Given instruction
Pick out every line holding the string "screenshot" and copy it.
··· Supplied information
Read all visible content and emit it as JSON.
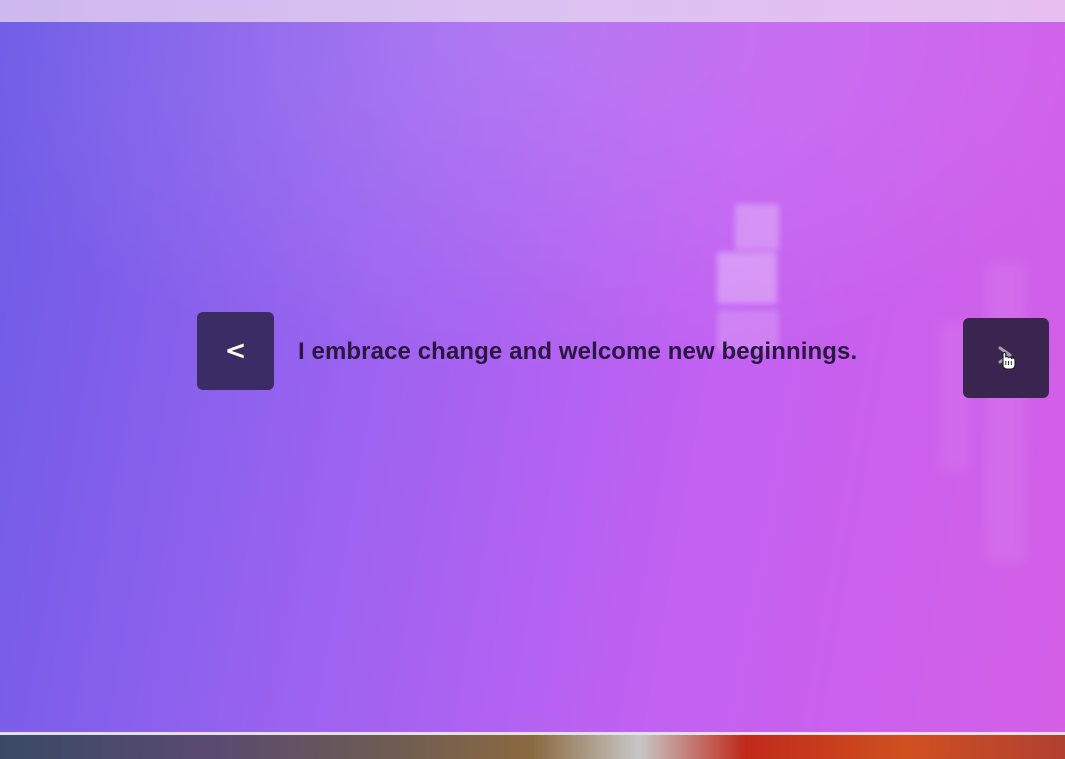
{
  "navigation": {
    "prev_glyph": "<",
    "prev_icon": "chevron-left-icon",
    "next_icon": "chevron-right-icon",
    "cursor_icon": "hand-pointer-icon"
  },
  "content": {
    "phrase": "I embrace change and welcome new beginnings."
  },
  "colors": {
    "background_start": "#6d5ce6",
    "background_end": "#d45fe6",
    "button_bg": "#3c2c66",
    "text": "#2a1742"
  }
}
······
··· Supplied information
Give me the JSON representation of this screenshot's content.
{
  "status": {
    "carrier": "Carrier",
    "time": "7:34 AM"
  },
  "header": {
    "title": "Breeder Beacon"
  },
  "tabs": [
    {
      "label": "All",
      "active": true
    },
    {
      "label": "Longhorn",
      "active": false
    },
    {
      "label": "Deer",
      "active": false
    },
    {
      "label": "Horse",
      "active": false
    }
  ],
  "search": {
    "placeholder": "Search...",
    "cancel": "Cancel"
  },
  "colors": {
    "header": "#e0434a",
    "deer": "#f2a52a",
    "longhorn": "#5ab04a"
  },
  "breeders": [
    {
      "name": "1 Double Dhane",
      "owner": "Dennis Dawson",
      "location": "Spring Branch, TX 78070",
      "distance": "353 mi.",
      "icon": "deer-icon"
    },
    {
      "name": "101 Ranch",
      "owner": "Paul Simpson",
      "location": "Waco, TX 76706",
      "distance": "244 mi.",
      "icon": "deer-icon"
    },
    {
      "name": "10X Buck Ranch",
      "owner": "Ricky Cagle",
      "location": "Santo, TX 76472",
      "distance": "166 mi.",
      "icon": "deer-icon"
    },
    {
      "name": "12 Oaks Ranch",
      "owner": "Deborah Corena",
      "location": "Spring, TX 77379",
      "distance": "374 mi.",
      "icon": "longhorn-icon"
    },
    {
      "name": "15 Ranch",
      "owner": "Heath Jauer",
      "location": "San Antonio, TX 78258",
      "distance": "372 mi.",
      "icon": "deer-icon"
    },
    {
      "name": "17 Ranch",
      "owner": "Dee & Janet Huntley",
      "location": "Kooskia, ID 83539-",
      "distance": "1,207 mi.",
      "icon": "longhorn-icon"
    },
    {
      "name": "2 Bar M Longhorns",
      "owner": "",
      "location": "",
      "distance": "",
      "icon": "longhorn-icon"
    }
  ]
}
······
··· Supplied information
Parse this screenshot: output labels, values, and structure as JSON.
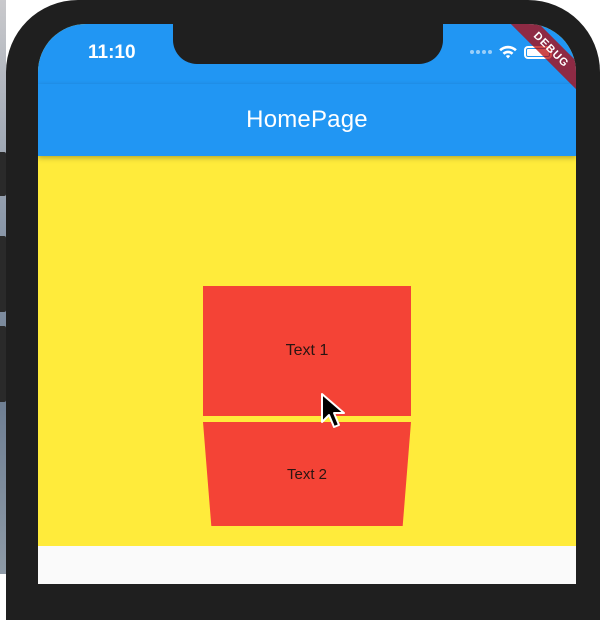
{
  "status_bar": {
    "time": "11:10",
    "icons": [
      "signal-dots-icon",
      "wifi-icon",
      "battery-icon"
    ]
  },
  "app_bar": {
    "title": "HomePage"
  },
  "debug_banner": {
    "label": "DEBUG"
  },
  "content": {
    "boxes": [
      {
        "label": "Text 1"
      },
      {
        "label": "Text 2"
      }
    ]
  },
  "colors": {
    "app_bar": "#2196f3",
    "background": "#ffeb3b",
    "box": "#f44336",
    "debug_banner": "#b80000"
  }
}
······
Answer to this problem
Give me the JSON representation of this screenshot's content.
Parse this screenshot: output labels, values, and structure as JSON.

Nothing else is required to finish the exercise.